(begin)

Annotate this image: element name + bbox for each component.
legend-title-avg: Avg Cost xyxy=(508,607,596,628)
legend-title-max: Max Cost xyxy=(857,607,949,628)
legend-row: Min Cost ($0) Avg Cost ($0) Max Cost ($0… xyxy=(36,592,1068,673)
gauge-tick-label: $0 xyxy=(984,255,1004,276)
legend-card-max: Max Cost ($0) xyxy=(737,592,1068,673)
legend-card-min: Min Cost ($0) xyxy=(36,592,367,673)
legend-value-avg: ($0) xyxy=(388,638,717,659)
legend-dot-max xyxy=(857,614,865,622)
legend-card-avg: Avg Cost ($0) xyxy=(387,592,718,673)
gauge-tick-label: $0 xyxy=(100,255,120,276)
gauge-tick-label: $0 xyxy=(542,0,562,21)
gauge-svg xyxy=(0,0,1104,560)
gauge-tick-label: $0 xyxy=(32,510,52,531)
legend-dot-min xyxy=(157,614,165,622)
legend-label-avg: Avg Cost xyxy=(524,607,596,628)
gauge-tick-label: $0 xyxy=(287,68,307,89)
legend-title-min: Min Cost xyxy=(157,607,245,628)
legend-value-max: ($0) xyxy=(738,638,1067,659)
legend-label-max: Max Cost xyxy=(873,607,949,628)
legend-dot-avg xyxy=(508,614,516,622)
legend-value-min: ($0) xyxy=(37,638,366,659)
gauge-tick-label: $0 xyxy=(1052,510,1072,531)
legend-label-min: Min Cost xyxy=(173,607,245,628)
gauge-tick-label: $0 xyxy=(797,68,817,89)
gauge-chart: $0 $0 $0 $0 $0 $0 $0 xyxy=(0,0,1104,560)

(end)

*Aim of the exercise*. List each line in the rows above that contains the string "value", copying every such line in full. Treat uppercase and lowercase letters as different.

*Task response*.
legend-value-avg: ($0) xyxy=(388,638,717,659)
legend-value-max: ($0) xyxy=(738,638,1067,659)
legend-value-min: ($0) xyxy=(37,638,366,659)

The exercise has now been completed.